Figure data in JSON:
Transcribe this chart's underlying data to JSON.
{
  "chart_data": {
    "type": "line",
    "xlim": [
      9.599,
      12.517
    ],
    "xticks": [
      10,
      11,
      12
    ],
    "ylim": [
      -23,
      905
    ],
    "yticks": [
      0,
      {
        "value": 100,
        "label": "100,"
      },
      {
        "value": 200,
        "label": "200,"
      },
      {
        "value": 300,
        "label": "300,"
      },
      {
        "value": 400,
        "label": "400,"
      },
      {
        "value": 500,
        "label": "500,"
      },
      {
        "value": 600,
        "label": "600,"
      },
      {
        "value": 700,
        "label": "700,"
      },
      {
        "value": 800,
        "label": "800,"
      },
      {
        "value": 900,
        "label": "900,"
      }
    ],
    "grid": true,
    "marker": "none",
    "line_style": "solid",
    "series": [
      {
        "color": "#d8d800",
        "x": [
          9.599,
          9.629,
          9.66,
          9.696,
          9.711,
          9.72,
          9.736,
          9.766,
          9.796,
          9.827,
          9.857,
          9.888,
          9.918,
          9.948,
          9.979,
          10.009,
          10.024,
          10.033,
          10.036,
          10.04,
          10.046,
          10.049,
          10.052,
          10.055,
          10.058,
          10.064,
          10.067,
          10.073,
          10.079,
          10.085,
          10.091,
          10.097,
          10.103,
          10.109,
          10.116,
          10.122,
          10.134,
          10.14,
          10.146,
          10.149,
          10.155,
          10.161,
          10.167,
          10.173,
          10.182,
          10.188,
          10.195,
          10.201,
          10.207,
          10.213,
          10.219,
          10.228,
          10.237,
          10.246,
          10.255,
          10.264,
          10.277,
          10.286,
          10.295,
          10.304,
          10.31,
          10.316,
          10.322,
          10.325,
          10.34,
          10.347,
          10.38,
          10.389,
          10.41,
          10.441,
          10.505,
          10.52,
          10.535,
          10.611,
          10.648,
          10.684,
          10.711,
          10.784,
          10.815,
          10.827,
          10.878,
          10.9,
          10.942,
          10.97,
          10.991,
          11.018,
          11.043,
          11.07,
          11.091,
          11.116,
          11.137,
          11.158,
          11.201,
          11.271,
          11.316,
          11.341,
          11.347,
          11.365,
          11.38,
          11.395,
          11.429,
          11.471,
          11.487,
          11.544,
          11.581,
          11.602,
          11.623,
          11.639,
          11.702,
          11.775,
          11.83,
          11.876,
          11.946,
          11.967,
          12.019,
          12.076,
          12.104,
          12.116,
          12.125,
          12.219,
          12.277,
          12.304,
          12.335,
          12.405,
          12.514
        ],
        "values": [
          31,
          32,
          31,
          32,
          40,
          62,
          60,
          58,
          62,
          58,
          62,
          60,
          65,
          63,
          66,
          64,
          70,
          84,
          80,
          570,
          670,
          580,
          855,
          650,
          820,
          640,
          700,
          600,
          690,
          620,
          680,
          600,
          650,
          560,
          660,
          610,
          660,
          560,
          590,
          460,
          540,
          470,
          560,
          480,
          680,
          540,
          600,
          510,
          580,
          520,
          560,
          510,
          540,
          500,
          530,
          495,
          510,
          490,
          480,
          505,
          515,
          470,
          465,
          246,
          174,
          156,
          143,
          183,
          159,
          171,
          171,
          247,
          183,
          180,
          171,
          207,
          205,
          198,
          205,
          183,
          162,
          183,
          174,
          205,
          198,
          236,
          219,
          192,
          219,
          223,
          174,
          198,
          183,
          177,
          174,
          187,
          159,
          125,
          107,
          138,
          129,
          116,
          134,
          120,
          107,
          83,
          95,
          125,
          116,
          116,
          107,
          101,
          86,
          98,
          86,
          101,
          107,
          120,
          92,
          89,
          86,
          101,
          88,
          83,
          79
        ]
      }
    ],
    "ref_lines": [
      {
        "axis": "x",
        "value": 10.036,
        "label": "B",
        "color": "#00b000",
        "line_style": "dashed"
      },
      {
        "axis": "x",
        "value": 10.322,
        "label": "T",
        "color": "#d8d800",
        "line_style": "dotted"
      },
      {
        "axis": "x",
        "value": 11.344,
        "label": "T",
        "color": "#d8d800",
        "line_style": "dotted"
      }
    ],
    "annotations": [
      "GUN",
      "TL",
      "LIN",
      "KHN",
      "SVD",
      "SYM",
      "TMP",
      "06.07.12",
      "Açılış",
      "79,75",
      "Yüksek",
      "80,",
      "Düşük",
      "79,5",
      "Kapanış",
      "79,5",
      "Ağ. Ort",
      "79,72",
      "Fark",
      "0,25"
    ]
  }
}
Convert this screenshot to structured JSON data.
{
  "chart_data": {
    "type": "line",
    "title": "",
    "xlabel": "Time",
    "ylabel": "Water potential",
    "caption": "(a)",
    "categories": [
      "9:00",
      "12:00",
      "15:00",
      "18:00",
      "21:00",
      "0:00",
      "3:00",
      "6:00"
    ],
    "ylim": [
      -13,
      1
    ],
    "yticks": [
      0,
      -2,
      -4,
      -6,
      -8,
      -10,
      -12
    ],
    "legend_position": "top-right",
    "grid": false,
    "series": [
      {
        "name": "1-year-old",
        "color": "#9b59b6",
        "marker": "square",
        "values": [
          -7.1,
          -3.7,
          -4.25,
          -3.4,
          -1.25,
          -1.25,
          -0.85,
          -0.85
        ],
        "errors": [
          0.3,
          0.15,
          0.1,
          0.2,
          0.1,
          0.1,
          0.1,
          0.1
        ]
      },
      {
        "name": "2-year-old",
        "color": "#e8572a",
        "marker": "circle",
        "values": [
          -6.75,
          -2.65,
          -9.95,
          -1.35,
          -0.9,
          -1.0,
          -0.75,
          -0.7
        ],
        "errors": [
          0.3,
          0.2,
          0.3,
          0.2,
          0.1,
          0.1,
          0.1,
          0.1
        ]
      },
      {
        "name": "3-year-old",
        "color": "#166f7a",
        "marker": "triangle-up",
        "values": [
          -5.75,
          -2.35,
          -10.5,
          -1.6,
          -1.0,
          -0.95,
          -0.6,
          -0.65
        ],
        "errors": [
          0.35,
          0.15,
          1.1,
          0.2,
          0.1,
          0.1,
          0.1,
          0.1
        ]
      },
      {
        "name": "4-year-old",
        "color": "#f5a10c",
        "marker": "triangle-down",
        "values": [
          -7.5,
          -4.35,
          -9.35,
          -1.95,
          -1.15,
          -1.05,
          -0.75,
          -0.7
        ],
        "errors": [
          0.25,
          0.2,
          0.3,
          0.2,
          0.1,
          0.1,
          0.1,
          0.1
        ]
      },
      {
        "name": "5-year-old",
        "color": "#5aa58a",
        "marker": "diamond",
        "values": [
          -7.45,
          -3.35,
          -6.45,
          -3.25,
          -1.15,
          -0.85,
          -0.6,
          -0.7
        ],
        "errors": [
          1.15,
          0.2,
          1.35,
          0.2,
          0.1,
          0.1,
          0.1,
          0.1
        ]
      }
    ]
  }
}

→ YOUR TASK
Please repeat the listing exactly, with nothing left out.

→ ANSWER TO THIS EXERCISE
Transcribe this chart's underlying data to JSON.
{
  "chart_data": {
    "type": "line",
    "xlim": [
      9.599,
      12.517
    ],
    "xticks": [
      10,
      11,
      12
    ],
    "ylim": [
      -23,
      905
    ],
    "yticks": [
      0,
      {
        "value": 100,
        "label": "100,"
      },
      {
        "value": 200,
        "label": "200,"
      },
      {
        "value": 300,
        "label": "300,"
      },
      {
        "value": 400,
        "label": "400,"
      },
      {
        "value": 500,
        "label": "500,"
      },
      {
        "value": 600,
        "label": "600,"
      },
      {
        "value": 700,
        "label": "700,"
      },
      {
        "value": 800,
        "label": "800,"
      },
      {
        "value": 900,
        "label": "900,"
      }
    ],
    "grid": true,
    "marker": "none",
    "line_style": "solid",
    "series": [
      {
        "color": "#d8d800",
        "x": [
          9.599,
          9.629,
          9.66,
          9.696,
          9.711,
          9.72,
          9.736,
          9.766,
          9.796,
          9.827,
          9.857,
          9.888,
          9.918,
          9.948,
          9.979,
          10.009,
          10.024,
          10.033,
          10.036,
          10.04,
          10.046,
          10.049,
          10.052,
          10.055,
          10.058,
          10.064,
          10.067,
          10.073,
          10.079,
          10.085,
          10.091,
          10.097,
          10.103,
          10.109,
          10.116,
          10.122,
          10.134,
          10.14,
          10.146,
          10.149,
          10.155,
          10.161,
          10.167,
          10.173,
          10.182,
          10.188,
          10.195,
          10.201,
          10.207,
          10.213,
          10.219,
          10.228,
          10.237,
          10.246,
          10.255,
          10.264,
          10.277,
          10.286,
          10.295,
          10.304,
          10.31,
          10.316,
          10.322,
          10.325,
          10.34,
          10.347,
          10.38,
          10.389,
          10.41,
          10.441,
          10.505,
          10.52,
          10.535,
          10.611,
          10.648,
          10.684,
          10.711,
          10.784,
          10.815,
          10.827,
          10.878,
          10.9,
          10.942,
          10.97,
          10.991,
          11.018,
          11.043,
          11.07,
          11.091,
          11.116,
          11.137,
          11.158,
          11.201,
          11.271,
          11.316,
          11.341,
          11.347,
          11.365,
          11.38,
          11.395,
          11.429,
          11.471,
          11.487,
          11.544,
          11.581,
          11.602,
          11.623,
          11.639,
          11.702,
          11.775,
          11.83,
          11.876,
          11.946,
          11.967,
          12.019,
          12.076,
          12.104,
          12.116,
          12.125,
          12.219,
          12.277,
          12.304,
          12.335,
          12.405,
          12.514
        ],
        "values": [
          31,
          32,
          31,
          32,
          40,
          62,
          60,
          58,
          62,
          58,
          62,
          60,
          65,
          63,
          66,
          64,
          70,
          84,
          80,
          570,
          670,
          580,
          855,
          650,
          820,
          640,
          700,
          600,
          690,
          620,
          680,
          600,
          650,
          560,
          660,
          610,
          660,
          560,
          590,
          460,
          540,
          470,
          560,
          480,
          680,
          540,
          600,
          510,
          580,
          520,
          560,
          510,
          540,
          500,
          530,
          495,
          510,
          490,
          480,
          505,
          515,
          470,
          465,
          246,
          174,
          156,
          143,
          183,
          159,
          171,
          171,
          247,
          183,
          180,
          171,
          207,
          205,
          198,
          205,
          183,
          162,
          183,
          174,
          205,
          198,
          236,
          219,
          192,
          219,
          223,
          174,
          198,
          183,
          177,
          174,
          187,
          159,
          125,
          107,
          138,
          129,
          116,
          134,
          120,
          107,
          83,
          95,
          125,
          116,
          116,
          107,
          101,
          86,
          98,
          86,
          101,
          107,
          120,
          92,
          89,
          86,
          101,
          88,
          83,
          79
        ]
      }
    ],
    "ref_lines": [
      {
        "axis": "x",
        "value": 10.036,
        "label": "B",
        "color": "#00b000",
        "line_style": "dashed"
      },
      {
        "axis": "x",
        "value": 10.322,
        "label": "T",
        "color": "#d8d800",
        "line_style": "dotted"
      },
      {
        "axis": "x",
        "value": 11.344,
        "label": "T",
        "color": "#d8d800",
        "line_style": "dotted"
      }
    ],
    "annotations": [
      "GUN",
      "TL",
      "LIN",
      "KHN",
      "SVD",
      "SYM",
      "TMP",
      "06.07.12",
      "Açılış",
      "79,75",
      "Yüksek",
      "80,",
      "Düşük",
      "79,5",
      "Kapanış",
      "79,5",
      "Ağ. Ort",
      "79,72",
      "Fark",
      "0,25"
    ]
  }
}
Convert this screenshot to structured JSON data.
{
  "chart_data": {
    "type": "line",
    "title": "",
    "xlabel": "Time",
    "ylabel": "Water potential",
    "caption": "(a)",
    "categories": [
      "9:00",
      "12:00",
      "15:00",
      "18:00",
      "21:00",
      "0:00",
      "3:00",
      "6:00"
    ],
    "ylim": [
      -13,
      1
    ],
    "yticks": [
      0,
      -2,
      -4,
      -6,
      -8,
      -10,
      -12
    ],
    "legend_position": "top-right",
    "grid": false,
    "series": [
      {
        "name": "1-year-old",
        "color": "#9b59b6",
        "marker": "square",
        "values": [
          -7.1,
          -3.7,
          -4.25,
          -3.4,
          -1.25,
          -1.25,
          -0.85,
          -0.85
        ],
        "errors": [
          0.3,
          0.15,
          0.1,
          0.2,
          0.1,
          0.1,
          0.1,
          0.1
        ]
      },
      {
        "name": "2-year-old",
        "color": "#e8572a",
        "marker": "circle",
        "values": [
          -6.75,
          -2.65,
          -9.95,
          -1.35,
          -0.9,
          -1.0,
          -0.75,
          -0.7
        ],
        "errors": [
          0.3,
          0.2,
          0.3,
          0.2,
          0.1,
          0.1,
          0.1,
          0.1
        ]
      },
      {
        "name": "3-year-old",
        "color": "#166f7a",
        "marker": "triangle-up",
        "values": [
          -5.75,
          -2.35,
          -10.5,
          -1.6,
          -1.0,
          -0.95,
          -0.6,
          -0.65
        ],
        "errors": [
          0.35,
          0.15,
          1.1,
          0.2,
          0.1,
          0.1,
          0.1,
          0.1
        ]
      },
      {
        "name": "4-year-old",
        "color": "#f5a10c",
        "marker": "triangle-down",
        "values": [
          -7.5,
          -4.35,
          -9.35,
          -1.95,
          -1.15,
          -1.05,
          -0.75,
          -0.7
        ],
        "errors": [
          0.25,
          0.2,
          0.3,
          0.2,
          0.1,
          0.1,
          0.1,
          0.1
        ]
      },
      {
        "name": "5-year-old",
        "color": "#5aa58a",
        "marker": "diamond",
        "values": [
          -7.45,
          -3.35,
          -6.45,
          -3.25,
          -1.15,
          -0.85,
          -0.6,
          -0.7
        ],
        "errors": [
          1.15,
          0.2,
          1.35,
          0.2,
          0.1,
          0.1,
          0.1,
          0.1
        ]
      }
    ]
  }
}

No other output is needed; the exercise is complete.